• **Task statement**
Find and copy lines holding "Częstotliwość".

A block of data

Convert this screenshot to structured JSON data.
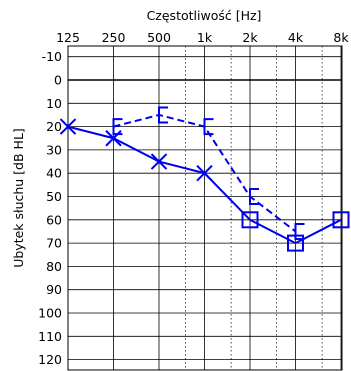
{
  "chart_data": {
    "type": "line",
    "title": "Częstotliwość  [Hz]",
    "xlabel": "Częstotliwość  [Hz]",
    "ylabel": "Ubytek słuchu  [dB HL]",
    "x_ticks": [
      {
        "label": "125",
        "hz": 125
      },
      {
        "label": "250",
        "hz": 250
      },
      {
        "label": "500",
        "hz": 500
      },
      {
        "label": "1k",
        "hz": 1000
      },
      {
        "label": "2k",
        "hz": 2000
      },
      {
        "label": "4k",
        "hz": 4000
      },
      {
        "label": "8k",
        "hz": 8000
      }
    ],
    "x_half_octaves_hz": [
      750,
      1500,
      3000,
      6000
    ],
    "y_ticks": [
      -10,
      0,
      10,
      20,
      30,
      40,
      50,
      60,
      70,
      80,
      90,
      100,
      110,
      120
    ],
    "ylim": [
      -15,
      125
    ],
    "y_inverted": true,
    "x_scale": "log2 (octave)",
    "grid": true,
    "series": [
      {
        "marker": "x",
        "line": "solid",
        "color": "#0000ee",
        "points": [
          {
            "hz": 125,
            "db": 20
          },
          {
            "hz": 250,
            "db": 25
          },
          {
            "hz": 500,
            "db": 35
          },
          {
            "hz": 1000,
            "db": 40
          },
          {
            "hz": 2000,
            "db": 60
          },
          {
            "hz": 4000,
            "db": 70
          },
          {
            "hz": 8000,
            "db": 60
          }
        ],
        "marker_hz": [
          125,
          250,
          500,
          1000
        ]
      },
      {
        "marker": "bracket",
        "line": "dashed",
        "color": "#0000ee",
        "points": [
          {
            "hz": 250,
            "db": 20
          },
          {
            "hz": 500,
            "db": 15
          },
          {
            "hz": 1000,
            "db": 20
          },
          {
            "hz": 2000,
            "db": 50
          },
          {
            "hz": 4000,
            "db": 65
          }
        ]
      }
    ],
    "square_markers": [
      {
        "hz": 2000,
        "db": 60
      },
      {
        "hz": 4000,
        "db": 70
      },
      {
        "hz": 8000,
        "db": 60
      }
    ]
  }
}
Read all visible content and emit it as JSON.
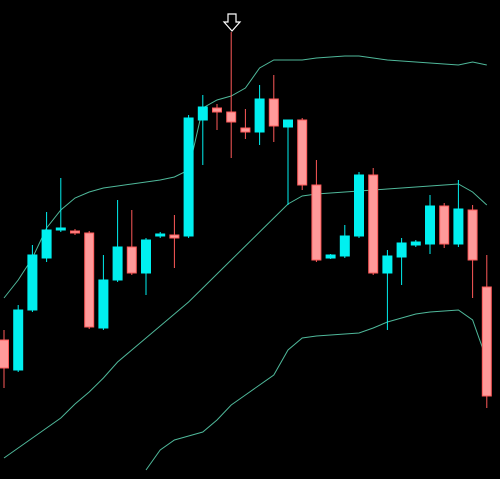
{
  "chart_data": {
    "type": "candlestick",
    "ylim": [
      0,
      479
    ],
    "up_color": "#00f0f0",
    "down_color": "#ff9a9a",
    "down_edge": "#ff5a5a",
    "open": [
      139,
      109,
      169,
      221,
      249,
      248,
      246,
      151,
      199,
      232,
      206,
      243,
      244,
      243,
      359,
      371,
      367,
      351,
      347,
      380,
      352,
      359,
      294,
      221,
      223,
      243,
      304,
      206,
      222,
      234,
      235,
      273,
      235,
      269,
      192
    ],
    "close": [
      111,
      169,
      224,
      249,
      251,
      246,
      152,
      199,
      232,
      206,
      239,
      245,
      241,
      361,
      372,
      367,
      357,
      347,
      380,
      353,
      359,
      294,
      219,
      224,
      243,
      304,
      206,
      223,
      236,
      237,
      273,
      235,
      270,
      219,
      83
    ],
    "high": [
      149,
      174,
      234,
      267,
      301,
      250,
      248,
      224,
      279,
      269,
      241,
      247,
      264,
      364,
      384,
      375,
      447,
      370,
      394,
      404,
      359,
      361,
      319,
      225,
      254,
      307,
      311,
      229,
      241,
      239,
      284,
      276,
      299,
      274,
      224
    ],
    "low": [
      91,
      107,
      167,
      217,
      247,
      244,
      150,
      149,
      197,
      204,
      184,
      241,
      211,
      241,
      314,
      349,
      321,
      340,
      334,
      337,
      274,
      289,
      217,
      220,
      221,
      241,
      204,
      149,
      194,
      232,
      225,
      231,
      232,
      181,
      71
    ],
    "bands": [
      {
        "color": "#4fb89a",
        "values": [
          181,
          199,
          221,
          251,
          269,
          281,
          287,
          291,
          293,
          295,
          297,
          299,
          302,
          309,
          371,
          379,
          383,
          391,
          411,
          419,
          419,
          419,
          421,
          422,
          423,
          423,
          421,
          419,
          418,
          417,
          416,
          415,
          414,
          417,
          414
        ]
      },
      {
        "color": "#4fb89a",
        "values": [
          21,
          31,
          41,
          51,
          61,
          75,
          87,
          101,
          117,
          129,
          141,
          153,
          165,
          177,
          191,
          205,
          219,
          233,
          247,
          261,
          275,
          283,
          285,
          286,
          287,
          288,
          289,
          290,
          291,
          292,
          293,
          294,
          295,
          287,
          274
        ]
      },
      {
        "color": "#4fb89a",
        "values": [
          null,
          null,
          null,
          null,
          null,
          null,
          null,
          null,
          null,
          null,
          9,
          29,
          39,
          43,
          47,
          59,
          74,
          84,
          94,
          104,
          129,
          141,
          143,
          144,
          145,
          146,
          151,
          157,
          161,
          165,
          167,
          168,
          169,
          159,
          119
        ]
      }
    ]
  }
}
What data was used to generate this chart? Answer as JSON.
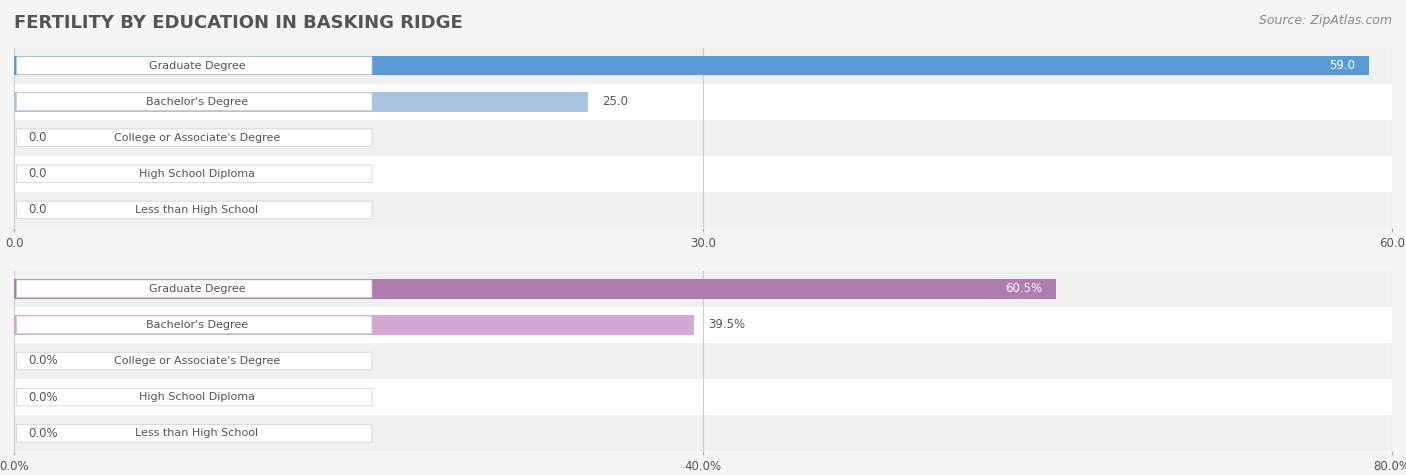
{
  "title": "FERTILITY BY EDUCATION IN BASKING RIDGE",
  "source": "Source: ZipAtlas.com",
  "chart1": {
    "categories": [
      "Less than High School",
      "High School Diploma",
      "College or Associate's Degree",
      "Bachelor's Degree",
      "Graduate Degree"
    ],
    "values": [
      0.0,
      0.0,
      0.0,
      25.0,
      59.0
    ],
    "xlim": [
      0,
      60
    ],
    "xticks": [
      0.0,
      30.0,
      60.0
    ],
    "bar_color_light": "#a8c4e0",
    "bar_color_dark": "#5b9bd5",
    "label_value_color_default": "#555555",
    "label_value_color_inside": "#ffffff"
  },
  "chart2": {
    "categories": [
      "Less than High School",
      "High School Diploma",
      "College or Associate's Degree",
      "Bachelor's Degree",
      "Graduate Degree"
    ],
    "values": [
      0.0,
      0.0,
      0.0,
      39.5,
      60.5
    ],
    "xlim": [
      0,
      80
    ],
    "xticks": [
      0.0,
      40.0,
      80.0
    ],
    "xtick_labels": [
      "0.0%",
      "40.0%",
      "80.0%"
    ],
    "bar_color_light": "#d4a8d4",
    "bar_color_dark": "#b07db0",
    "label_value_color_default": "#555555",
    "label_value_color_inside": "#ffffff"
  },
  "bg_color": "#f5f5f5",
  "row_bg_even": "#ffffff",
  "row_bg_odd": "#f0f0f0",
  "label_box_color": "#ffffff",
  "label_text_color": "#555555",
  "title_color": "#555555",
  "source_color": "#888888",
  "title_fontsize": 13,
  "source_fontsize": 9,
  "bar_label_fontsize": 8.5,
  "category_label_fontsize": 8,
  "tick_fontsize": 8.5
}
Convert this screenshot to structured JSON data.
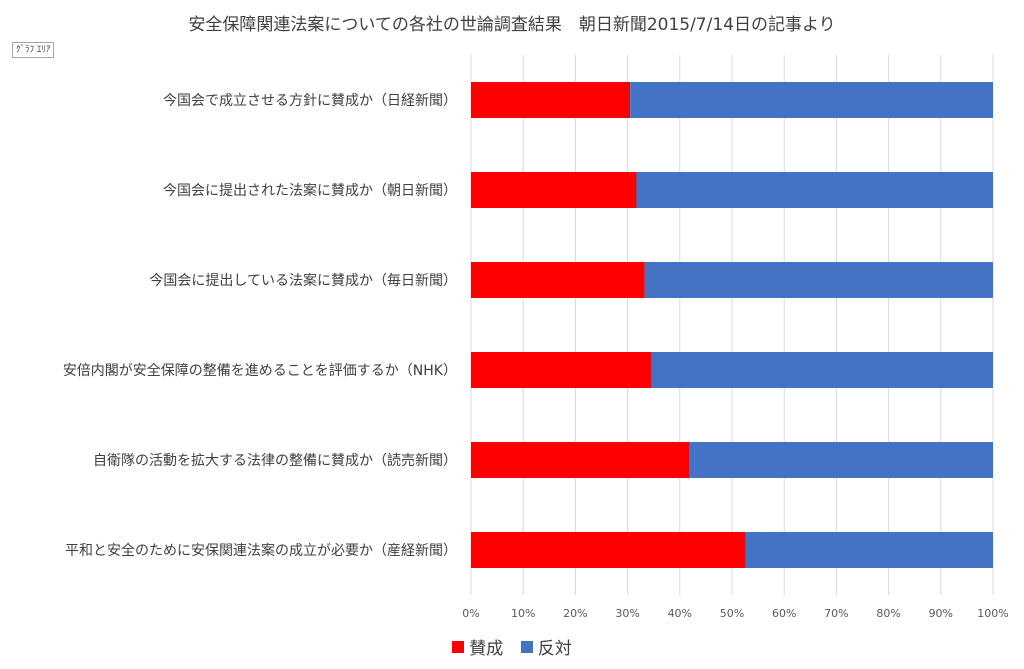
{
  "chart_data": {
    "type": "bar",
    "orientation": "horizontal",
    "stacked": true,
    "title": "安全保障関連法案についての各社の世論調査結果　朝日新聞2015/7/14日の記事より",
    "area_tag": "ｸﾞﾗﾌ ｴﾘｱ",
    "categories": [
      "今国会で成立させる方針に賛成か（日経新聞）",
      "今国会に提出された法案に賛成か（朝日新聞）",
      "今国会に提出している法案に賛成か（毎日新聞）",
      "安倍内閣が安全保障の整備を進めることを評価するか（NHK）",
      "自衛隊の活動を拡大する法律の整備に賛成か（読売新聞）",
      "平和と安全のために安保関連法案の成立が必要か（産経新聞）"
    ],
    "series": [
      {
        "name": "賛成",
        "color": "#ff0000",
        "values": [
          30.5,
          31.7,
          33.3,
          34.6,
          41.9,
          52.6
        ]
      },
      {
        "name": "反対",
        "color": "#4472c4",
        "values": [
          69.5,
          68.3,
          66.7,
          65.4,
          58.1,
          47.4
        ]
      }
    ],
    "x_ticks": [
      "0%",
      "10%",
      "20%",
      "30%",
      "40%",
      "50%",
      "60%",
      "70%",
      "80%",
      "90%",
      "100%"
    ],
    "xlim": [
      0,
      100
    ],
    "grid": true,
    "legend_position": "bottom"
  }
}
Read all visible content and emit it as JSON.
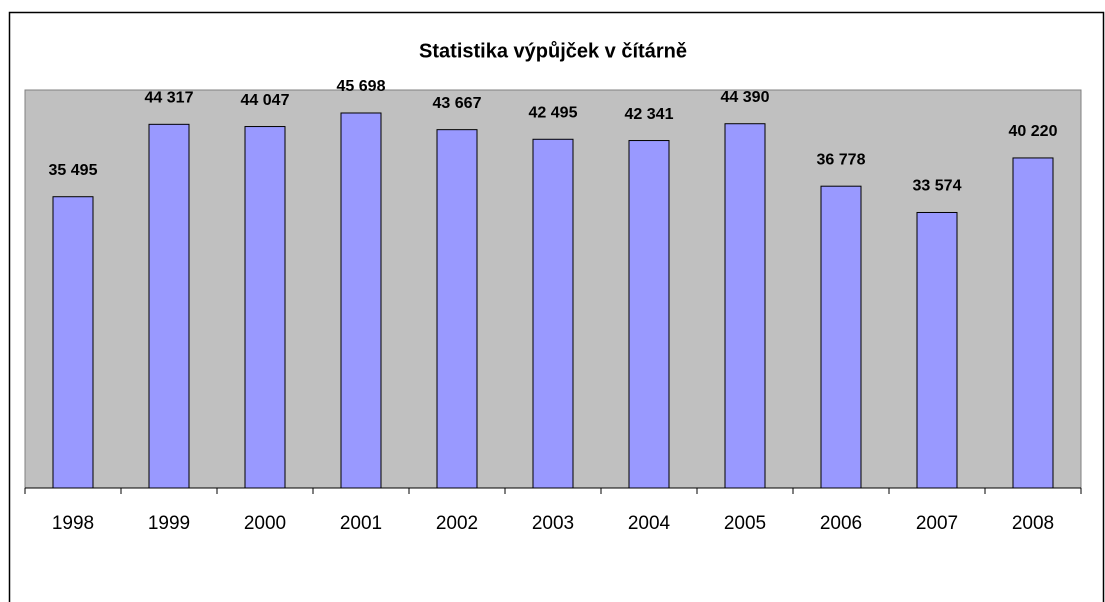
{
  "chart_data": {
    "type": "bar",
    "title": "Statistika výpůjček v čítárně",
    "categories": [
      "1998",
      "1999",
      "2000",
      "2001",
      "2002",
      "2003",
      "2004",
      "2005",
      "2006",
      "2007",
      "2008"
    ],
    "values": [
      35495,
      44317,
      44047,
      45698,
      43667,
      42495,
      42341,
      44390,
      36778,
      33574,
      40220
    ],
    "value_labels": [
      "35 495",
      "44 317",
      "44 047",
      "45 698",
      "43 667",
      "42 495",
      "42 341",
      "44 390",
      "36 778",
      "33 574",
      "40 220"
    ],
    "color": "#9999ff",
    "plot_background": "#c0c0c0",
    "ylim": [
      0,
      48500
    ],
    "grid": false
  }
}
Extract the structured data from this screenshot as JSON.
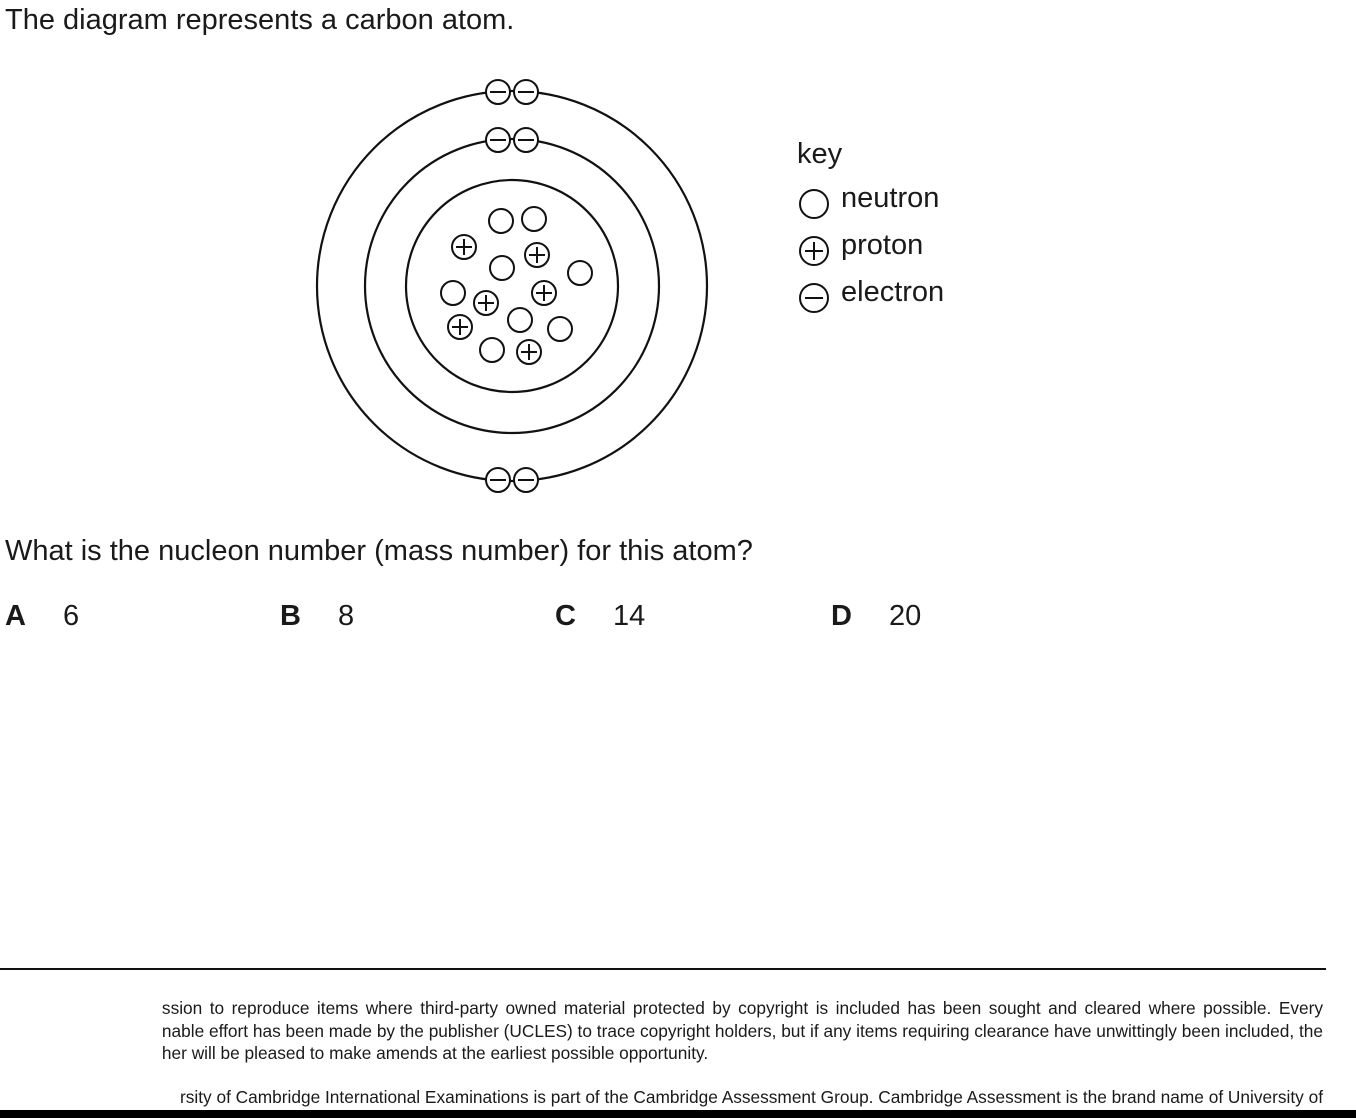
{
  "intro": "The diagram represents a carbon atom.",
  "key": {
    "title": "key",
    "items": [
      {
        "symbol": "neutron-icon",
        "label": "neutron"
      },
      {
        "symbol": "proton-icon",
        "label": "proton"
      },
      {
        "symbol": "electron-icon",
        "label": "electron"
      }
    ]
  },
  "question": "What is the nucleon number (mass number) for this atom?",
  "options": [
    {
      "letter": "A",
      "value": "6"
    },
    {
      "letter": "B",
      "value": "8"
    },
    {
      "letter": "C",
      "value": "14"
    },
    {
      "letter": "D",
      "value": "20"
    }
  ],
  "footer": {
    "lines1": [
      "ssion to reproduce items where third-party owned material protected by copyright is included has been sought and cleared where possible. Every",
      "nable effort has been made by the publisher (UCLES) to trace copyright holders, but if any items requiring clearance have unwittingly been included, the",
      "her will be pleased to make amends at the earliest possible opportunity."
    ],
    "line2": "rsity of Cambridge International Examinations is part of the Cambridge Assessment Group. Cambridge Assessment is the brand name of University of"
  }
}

• **Written response**
    "title": "Częstotliwość  [Hz]",
    "xlabel": "Częstotliwość  [Hz]",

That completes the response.